The problem:
Say how many lines contain the word "plastics". Only the number should be given.

Saved data entries:
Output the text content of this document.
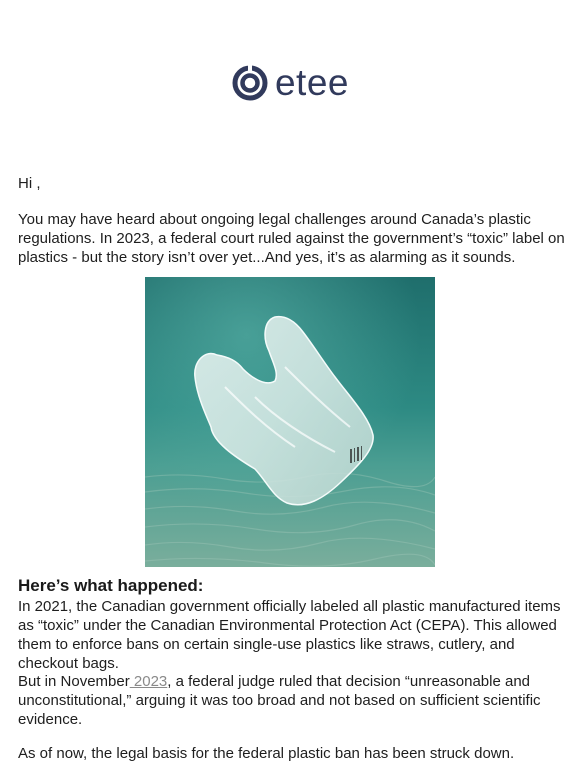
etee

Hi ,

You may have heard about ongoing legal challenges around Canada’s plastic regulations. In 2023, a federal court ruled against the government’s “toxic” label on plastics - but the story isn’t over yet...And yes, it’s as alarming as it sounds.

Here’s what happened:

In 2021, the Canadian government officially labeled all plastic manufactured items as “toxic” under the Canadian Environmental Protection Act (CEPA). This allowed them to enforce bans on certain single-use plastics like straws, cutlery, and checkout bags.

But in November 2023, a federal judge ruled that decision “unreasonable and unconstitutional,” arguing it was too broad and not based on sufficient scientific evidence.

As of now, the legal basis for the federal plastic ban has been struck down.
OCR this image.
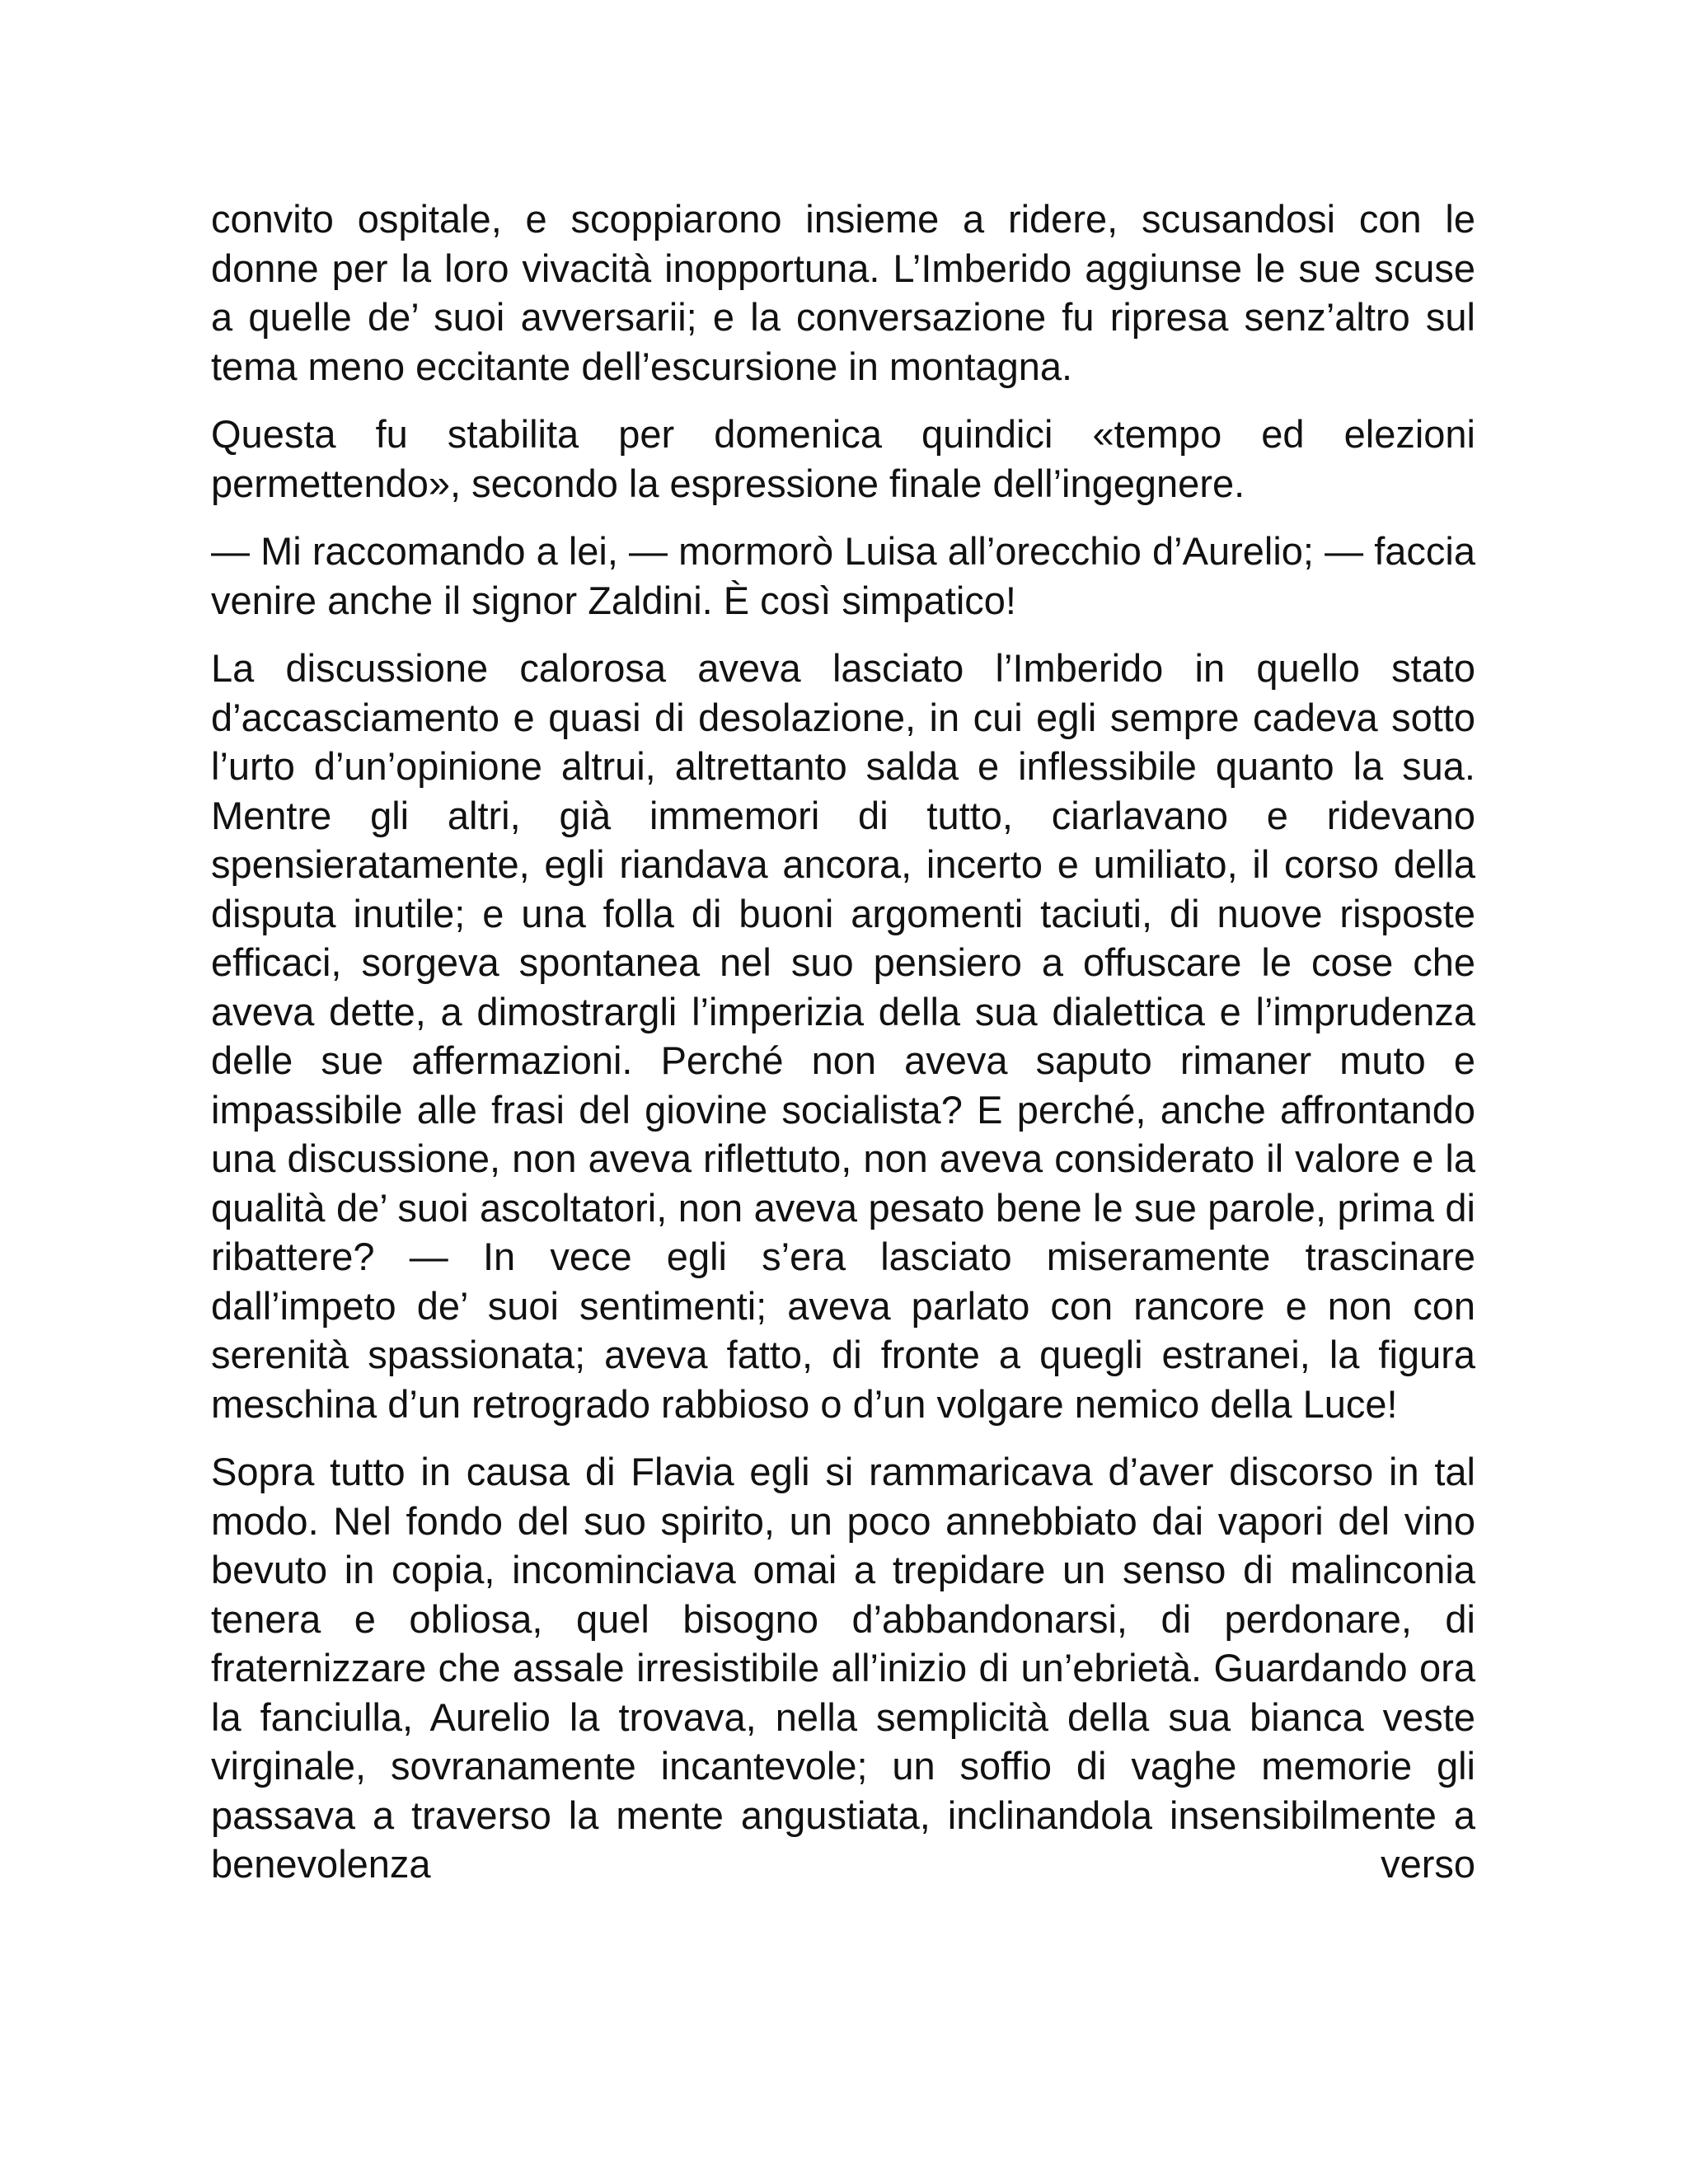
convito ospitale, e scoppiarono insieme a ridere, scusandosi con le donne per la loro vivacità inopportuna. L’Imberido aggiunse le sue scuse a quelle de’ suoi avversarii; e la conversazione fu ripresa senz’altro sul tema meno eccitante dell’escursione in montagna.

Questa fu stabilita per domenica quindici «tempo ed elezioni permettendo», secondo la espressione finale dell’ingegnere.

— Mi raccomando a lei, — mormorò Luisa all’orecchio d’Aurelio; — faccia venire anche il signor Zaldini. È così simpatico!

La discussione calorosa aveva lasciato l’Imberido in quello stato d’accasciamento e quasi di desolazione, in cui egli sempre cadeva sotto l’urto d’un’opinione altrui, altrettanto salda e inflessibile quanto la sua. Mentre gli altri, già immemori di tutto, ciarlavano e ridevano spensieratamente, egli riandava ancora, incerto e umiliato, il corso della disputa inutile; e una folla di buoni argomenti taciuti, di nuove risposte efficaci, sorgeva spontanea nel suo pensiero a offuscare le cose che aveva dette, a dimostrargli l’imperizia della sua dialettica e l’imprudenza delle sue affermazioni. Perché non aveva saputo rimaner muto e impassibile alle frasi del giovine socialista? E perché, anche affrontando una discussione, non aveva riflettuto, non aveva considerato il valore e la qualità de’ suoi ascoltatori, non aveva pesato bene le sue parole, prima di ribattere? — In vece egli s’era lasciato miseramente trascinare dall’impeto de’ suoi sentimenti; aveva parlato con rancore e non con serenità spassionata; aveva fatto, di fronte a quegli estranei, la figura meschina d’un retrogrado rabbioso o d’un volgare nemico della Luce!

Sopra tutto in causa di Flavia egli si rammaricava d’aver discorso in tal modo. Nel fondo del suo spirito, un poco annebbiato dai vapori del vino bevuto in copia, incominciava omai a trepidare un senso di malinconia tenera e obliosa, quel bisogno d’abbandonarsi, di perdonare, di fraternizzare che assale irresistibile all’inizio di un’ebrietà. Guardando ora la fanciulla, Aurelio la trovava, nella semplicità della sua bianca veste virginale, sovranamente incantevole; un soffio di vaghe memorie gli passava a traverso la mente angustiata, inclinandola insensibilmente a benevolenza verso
...
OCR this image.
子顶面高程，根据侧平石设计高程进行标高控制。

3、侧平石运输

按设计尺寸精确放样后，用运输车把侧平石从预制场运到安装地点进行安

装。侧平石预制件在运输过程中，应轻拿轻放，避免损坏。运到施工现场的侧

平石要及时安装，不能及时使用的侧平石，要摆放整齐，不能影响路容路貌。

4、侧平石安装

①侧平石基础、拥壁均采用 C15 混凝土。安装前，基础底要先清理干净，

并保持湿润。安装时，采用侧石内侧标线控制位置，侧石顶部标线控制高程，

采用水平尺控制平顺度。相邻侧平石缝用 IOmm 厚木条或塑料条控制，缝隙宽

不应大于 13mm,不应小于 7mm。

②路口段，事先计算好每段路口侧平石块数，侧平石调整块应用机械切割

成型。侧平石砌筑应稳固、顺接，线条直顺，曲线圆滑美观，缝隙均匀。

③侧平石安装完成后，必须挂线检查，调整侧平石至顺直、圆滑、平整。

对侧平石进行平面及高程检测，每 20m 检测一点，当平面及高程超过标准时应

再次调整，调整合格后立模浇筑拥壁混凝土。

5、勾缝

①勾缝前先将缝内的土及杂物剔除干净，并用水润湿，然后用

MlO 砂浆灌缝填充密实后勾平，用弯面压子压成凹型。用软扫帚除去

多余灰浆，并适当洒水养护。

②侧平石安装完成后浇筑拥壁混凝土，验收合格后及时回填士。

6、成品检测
---
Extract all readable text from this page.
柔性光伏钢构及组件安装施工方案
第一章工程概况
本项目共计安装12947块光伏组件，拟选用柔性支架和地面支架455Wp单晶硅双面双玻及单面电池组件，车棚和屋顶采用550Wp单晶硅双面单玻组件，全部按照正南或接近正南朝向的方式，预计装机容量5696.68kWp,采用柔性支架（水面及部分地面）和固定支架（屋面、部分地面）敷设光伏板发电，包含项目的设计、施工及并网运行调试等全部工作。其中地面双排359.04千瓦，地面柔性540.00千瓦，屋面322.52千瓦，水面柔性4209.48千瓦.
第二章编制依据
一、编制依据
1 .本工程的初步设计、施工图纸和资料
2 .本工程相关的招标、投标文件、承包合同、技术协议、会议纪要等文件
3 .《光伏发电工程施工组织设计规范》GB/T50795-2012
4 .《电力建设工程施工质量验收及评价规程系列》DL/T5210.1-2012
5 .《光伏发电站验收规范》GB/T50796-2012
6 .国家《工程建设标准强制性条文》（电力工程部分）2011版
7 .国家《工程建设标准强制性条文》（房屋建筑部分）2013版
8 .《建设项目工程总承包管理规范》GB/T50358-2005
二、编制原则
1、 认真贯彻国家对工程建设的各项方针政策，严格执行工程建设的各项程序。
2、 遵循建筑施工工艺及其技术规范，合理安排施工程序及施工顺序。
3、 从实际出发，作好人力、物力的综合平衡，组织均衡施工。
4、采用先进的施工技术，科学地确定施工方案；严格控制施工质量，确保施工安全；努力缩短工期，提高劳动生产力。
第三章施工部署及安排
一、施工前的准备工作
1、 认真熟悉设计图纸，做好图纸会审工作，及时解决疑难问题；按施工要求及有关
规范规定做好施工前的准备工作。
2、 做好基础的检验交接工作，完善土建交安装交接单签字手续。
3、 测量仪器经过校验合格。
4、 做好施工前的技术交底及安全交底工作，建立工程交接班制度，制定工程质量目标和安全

Solution to the exercise:
2